Copy the lines that follow, keeping every character the same.

______________________________

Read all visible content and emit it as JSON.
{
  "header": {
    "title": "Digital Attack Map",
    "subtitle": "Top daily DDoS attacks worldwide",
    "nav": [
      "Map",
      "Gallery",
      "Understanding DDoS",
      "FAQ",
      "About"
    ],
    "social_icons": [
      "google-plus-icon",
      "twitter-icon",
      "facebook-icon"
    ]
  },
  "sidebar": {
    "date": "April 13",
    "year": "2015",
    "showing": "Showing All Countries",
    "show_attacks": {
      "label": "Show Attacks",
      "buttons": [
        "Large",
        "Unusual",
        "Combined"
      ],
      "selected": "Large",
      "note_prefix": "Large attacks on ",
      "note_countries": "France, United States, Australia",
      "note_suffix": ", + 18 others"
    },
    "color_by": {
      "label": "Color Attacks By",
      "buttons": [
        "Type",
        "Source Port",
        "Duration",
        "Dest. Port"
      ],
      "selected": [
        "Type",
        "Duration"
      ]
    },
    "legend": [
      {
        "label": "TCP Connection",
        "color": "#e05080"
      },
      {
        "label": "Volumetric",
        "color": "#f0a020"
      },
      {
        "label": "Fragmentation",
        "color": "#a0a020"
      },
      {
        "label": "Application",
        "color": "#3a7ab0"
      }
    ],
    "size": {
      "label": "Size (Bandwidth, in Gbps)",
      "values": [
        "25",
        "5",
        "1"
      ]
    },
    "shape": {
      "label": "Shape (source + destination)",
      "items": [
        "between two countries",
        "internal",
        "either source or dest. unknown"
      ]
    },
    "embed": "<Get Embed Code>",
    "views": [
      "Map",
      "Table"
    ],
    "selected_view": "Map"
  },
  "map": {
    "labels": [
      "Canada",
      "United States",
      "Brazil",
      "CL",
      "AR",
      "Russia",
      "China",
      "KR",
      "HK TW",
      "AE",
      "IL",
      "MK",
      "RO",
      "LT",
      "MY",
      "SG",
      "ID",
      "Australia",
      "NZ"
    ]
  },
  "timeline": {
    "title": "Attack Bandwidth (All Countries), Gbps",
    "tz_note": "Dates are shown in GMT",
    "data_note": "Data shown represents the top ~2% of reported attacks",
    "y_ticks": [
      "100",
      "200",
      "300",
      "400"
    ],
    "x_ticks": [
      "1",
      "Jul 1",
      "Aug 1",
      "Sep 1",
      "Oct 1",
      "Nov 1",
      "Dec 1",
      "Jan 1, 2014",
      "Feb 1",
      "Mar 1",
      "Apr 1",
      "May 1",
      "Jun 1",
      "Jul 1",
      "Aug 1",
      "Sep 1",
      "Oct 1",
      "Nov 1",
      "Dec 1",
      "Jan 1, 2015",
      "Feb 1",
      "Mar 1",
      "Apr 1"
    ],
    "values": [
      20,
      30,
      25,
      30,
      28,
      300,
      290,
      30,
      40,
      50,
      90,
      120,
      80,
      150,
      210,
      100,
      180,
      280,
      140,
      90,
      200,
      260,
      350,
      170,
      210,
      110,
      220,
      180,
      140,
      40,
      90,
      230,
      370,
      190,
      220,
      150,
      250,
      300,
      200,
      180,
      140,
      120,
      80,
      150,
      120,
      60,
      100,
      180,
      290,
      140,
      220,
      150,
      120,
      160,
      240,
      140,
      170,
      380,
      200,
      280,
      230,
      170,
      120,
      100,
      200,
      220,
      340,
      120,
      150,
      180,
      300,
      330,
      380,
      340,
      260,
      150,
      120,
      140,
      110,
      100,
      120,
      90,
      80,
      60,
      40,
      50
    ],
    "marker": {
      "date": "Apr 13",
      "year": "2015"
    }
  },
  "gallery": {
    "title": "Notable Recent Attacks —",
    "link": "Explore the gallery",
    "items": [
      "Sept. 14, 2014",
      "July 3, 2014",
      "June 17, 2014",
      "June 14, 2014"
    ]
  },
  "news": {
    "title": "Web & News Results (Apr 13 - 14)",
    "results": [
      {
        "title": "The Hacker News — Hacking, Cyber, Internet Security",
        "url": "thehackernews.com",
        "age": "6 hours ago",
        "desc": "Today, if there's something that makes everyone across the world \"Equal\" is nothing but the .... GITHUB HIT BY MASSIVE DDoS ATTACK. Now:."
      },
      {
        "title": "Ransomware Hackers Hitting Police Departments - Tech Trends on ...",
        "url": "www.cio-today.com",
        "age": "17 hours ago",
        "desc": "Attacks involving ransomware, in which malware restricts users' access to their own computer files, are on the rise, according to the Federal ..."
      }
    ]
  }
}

______________________________

# THE REPLY:
Read all visible content and emit it as JSON.
{
  "header": {
    "title": "Digital Attack Map",
    "subtitle": "Top daily DDoS attacks worldwide",
    "nav": [
      "Map",
      "Gallery",
      "Understanding DDoS",
      "FAQ",
      "About"
    ],
    "social_icons": [
      "google-plus-icon",
      "twitter-icon",
      "facebook-icon"
    ]
  },
  "sidebar": {
    "date": "April 13",
    "year": "2015",
    "showing": "Showing All Countries",
    "show_attacks": {
      "label": "Show Attacks",
      "buttons": [
        "Large",
        "Unusual",
        "Combined"
      ],
      "selected": "Large",
      "note_prefix": "Large attacks on ",
      "note_countries": "France, United States, Australia",
      "note_suffix": ", + 18 others"
    },
    "color_by": {
      "label": "Color Attacks By",
      "buttons": [
        "Type",
        "Source Port",
        "Duration",
        "Dest. Port"
      ],
      "selected": [
        "Type",
        "Duration"
      ]
    },
    "legend": [
      {
        "label": "TCP Connection",
        "color": "#e05080"
      },
      {
        "label": "Volumetric",
        "color": "#f0a020"
      },
      {
        "label": "Fragmentation",
        "color": "#a0a020"
      },
      {
        "label": "Application",
        "color": "#3a7ab0"
      }
    ],
    "size": {
      "label": "Size (Bandwidth, in Gbps)",
      "values": [
        "25",
        "5",
        "1"
      ]
    },
    "shape": {
      "label": "Shape (source + destination)",
      "items": [
        "between two countries",
        "internal",
        "either source or dest. unknown"
      ]
    },
    "embed": "<Get Embed Code>",
    "views": [
      "Map",
      "Table"
    ],
    "selected_view": "Map"
  },
  "map": {
    "labels": [
      "Canada",
      "United States",
      "Brazil",
      "CL",
      "AR",
      "Russia",
      "China",
      "KR",
      "HK TW",
      "AE",
      "IL",
      "MK",
      "RO",
      "LT",
      "MY",
      "SG",
      "ID",
      "Australia",
      "NZ"
    ]
  },
  "timeline": {
    "title": "Attack Bandwidth (All Countries), Gbps",
    "tz_note": "Dates are shown in GMT",
    "data_note": "Data shown represents the top ~2% of reported attacks",
    "y_ticks": [
      "100",
      "200",
      "300",
      "400"
    ],
    "x_ticks": [
      "1",
      "Jul 1",
      "Aug 1",
      "Sep 1",
      "Oct 1",
      "Nov 1",
      "Dec 1",
      "Jan 1, 2014",
      "Feb 1",
      "Mar 1",
      "Apr 1",
      "May 1",
      "Jun 1",
      "Jul 1",
      "Aug 1",
      "Sep 1",
      "Oct 1",
      "Nov 1",
      "Dec 1",
      "Jan 1, 2015",
      "Feb 1",
      "Mar 1",
      "Apr 1"
    ],
    "values": [
      20,
      30,
      25,
      30,
      28,
      300,
      290,
      30,
      40,
      50,
      90,
      120,
      80,
      150,
      210,
      100,
      180,
      280,
      140,
      90,
      200,
      260,
      350,
      170,
      210,
      110,
      220,
      180,
      140,
      40,
      90,
      230,
      370,
      190,
      220,
      150,
      250,
      300,
      200,
      180,
      140,
      120,
      80,
      150,
      120,
      60,
      100,
      180,
      290,
      140,
      220,
      150,
      120,
      160,
      240,
      140,
      170,
      380,
      200,
      280,
      230,
      170,
      120,
      100,
      200,
      220,
      340,
      120,
      150,
      180,
      300,
      330,
      380,
      340,
      260,
      150,
      120,
      140,
      110,
      100,
      120,
      90,
      80,
      60,
      40,
      50
    ],
    "marker": {
      "date": "Apr 13",
      "year": "2015"
    }
  },
  "gallery": {
    "title": "Notable Recent Attacks —",
    "link": "Explore the gallery",
    "items": [
      "Sept. 14, 2014",
      "July 3, 2014",
      "June 17, 2014",
      "June 14, 2014"
    ]
  },
  "news": {
    "title": "Web & News Results (Apr 13 - 14)",
    "results": [
      {
        "title": "The Hacker News — Hacking, Cyber, Internet Security",
        "url": "thehackernews.com",
        "age": "6 hours ago",
        "desc": "Today, if there's something that makes everyone across the world \"Equal\" is nothing but the .... GITHUB HIT BY MASSIVE DDoS ATTACK. Now:."
      },
      {
        "title": "Ransomware Hackers Hitting Police Departments - Tech Trends on ...",
        "url": "www.cio-today.com",
        "age": "17 hours ago",
        "desc": "Attacks involving ransomware, in which malware restricts users' access to their own computer files, are on the rise, according to the Federal ..."
      }
    ]
  }
}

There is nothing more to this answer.